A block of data
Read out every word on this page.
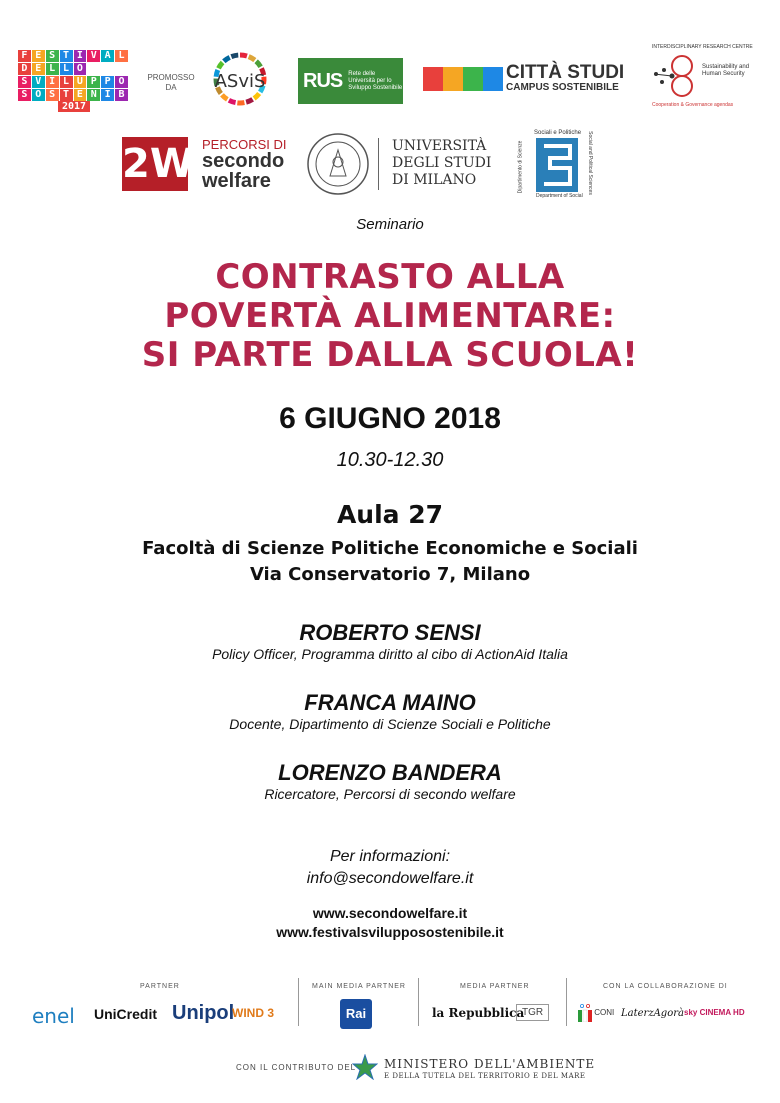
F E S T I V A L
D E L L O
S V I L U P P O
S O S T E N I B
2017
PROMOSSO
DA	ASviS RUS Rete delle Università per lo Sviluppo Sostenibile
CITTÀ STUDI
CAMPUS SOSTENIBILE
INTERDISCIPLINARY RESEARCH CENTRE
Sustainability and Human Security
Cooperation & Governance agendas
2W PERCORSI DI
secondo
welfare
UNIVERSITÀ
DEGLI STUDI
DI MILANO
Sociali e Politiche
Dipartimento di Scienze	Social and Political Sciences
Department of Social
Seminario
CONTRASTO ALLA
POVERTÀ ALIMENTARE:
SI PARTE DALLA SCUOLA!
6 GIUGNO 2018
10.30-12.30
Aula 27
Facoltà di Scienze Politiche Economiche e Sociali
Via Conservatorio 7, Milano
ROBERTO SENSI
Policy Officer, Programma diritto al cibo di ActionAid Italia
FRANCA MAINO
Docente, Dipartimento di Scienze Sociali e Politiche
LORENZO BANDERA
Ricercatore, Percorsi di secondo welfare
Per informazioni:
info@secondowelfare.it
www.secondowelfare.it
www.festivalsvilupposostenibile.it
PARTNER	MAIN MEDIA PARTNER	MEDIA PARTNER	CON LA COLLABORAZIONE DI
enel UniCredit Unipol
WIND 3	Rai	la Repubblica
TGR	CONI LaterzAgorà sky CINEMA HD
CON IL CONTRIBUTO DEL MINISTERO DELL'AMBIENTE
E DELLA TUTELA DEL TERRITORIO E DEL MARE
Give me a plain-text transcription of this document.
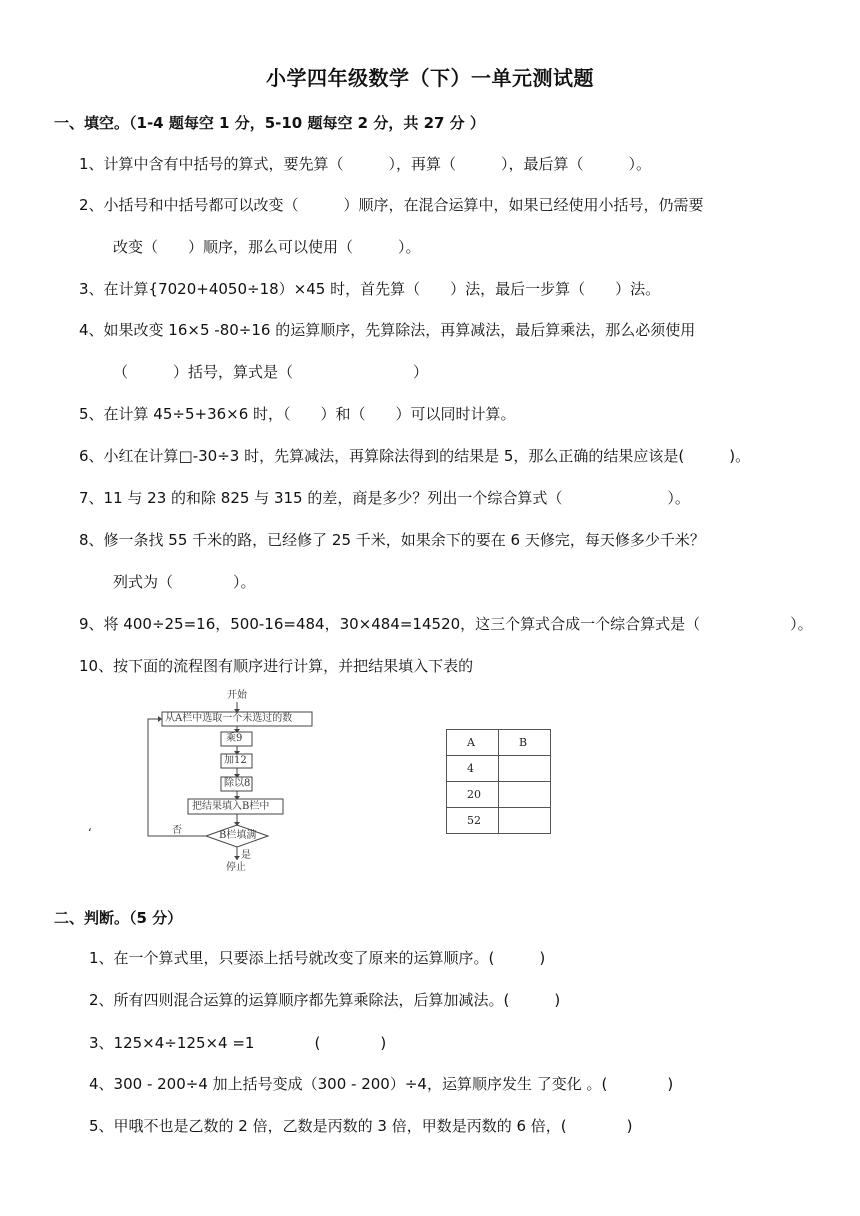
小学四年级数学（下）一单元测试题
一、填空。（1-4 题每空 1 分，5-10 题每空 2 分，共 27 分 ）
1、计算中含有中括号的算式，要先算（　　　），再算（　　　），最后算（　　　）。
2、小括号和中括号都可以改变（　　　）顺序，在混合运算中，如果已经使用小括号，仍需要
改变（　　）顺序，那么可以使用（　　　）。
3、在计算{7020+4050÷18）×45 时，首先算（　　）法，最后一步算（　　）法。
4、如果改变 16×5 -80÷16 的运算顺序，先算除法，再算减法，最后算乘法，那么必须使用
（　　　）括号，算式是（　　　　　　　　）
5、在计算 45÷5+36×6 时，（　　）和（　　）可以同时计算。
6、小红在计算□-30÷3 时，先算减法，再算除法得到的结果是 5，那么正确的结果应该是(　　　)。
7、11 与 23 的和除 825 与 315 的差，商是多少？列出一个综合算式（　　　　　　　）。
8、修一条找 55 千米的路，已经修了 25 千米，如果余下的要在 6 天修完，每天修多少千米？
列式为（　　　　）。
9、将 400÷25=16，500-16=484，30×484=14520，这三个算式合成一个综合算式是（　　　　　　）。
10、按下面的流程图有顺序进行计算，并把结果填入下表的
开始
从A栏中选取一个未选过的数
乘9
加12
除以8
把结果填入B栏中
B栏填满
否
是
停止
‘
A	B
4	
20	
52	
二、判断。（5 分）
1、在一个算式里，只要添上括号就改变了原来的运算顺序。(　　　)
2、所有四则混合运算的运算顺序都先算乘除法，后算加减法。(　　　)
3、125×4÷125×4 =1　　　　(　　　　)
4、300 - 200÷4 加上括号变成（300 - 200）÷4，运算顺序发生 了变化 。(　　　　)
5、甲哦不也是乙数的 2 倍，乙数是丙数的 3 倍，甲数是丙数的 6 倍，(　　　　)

- What to produce: Your copy should consist only of the lines from the line holding "Give me a plain-text" through the final line of the listing above, both included, with all pictures omitted.

- Finished answer:
Give me a plain-text transcription of this document.
小学四年级数学（下）一单元测试题
一、填空。（1-4 题每空 1 分，5-10 题每空 2 分，共 27 分 ）
1、计算中含有中括号的算式，要先算（　　　），再算（　　　），最后算（　　　）。
2、小括号和中括号都可以改变（　　　）顺序，在混合运算中，如果已经使用小括号，仍需要
改变（　　）顺序，那么可以使用（　　　）。
3、在计算{7020+4050÷18）×45 时，首先算（　　）法，最后一步算（　　）法。
4、如果改变 16×5 -80÷16 的运算顺序，先算除法，再算减法，最后算乘法，那么必须使用
（　　　）括号，算式是（　　　　　　　　）
5、在计算 45÷5+36×6 时，（　　）和（　　）可以同时计算。
6、小红在计算□-30÷3 时，先算减法，再算除法得到的结果是 5，那么正确的结果应该是(　　　)。
7、11 与 23 的和除 825 与 315 的差，商是多少？列出一个综合算式（　　　　　　　）。
8、修一条找 55 千米的路，已经修了 25 千米，如果余下的要在 6 天修完，每天修多少千米？
列式为（　　　　）。
9、将 400÷25=16，500-16=484，30×484=14520，这三个算式合成一个综合算式是（　　　　　　）。
10、按下面的流程图有顺序进行计算，并把结果填入下表的
开始
从A栏中选取一个未选过的数
乘9
加12
除以8
把结果填入B栏中
B栏填满
否
是
停止
‘
A	B
4	
20	
52	
二、判断。（5 分）
1、在一个算式里，只要添上括号就改变了原来的运算顺序。(　　　)
2、所有四则混合运算的运算顺序都先算乘除法，后算加减法。(　　　)
3、125×4÷125×4 =1　　　　(　　　　)
4、300 - 200÷4 加上括号变成（300 - 200）÷4，运算顺序发生 了变化 。(　　　　)
5、甲哦不也是乙数的 2 倍，乙数是丙数的 3 倍，甲数是丙数的 6 倍，(　　　　)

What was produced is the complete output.